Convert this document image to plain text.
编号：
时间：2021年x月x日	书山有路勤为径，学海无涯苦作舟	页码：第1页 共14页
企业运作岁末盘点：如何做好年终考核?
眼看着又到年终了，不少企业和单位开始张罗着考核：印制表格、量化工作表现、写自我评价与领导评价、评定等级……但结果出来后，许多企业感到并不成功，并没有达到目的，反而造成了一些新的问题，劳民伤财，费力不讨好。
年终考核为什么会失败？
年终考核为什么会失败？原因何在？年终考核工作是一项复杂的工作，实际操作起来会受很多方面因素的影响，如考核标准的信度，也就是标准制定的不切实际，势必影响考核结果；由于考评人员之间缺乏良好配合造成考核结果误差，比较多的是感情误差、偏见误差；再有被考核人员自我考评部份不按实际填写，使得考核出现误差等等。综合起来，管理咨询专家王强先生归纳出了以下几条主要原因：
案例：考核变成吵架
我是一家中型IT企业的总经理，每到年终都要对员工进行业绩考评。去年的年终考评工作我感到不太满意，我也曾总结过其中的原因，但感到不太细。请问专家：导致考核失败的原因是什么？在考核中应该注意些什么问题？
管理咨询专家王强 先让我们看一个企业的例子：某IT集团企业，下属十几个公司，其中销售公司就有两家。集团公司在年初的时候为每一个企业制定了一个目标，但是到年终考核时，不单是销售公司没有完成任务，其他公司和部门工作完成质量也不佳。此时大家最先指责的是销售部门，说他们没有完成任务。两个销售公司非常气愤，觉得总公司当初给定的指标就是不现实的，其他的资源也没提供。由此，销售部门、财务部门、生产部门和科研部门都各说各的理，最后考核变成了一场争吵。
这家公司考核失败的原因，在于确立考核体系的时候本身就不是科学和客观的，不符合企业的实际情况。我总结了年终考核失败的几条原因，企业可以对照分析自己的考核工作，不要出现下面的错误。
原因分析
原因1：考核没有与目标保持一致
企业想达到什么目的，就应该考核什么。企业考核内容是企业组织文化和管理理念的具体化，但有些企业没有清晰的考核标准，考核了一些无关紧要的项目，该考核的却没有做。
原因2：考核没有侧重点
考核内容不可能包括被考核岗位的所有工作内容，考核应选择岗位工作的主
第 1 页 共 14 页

WORK TO DO: Write out every entry again exactly, please, with nothing missing.

SOLUTION FOR THIS PROBLEM:
Convert this document image to plain text.
编号：
时间：2021年x月x日	书山有路勤为径，学海无涯苦作舟	页码：第1页 共14页
企业运作岁末盘点：如何做好年终考核?
眼看着又到年终了，不少企业和单位开始张罗着考核：印制表格、量化工作表现、写自我评价与领导评价、评定等级……但结果出来后，许多企业感到并不成功，并没有达到目的，反而造成了一些新的问题，劳民伤财，费力不讨好。
年终考核为什么会失败？
年终考核为什么会失败？原因何在？年终考核工作是一项复杂的工作，实际操作起来会受很多方面因素的影响，如考核标准的信度，也就是标准制定的不切实际，势必影响考核结果；由于考评人员之间缺乏良好配合造成考核结果误差，比较多的是感情误差、偏见误差；再有被考核人员自我考评部份不按实际填写，使得考核出现误差等等。综合起来，管理咨询专家王强先生归纳出了以下几条主要原因：
案例：考核变成吵架
我是一家中型IT企业的总经理，每到年终都要对员工进行业绩考评。去年的年终考评工作我感到不太满意，我也曾总结过其中的原因，但感到不太细。请问专家：导致考核失败的原因是什么？在考核中应该注意些什么问题？
管理咨询专家王强 先让我们看一个企业的例子：某IT集团企业，下属十几个公司，其中销售公司就有两家。集团公司在年初的时候为每一个企业制定了一个目标，但是到年终考核时，不单是销售公司没有完成任务，其他公司和部门工作完成质量也不佳。此时大家最先指责的是销售部门，说他们没有完成任务。两个销售公司非常气愤，觉得总公司当初给定的指标就是不现实的，其他的资源也没提供。由此，销售部门、财务部门、生产部门和科研部门都各说各的理，最后考核变成了一场争吵。
这家公司考核失败的原因，在于确立考核体系的时候本身就不是科学和客观的，不符合企业的实际情况。我总结了年终考核失败的几条原因，企业可以对照分析自己的考核工作，不要出现下面的错误。
原因分析
原因1：考核没有与目标保持一致
企业想达到什么目的，就应该考核什么。企业考核内容是企业组织文化和管理理念的具体化，但有些企业没有清晰的考核标准，考核了一些无关紧要的项目，该考核的却没有做。
原因2：考核没有侧重点
考核内容不可能包括被考核岗位的所有工作内容，考核应选择岗位工作的主
第 1 页 共 14 页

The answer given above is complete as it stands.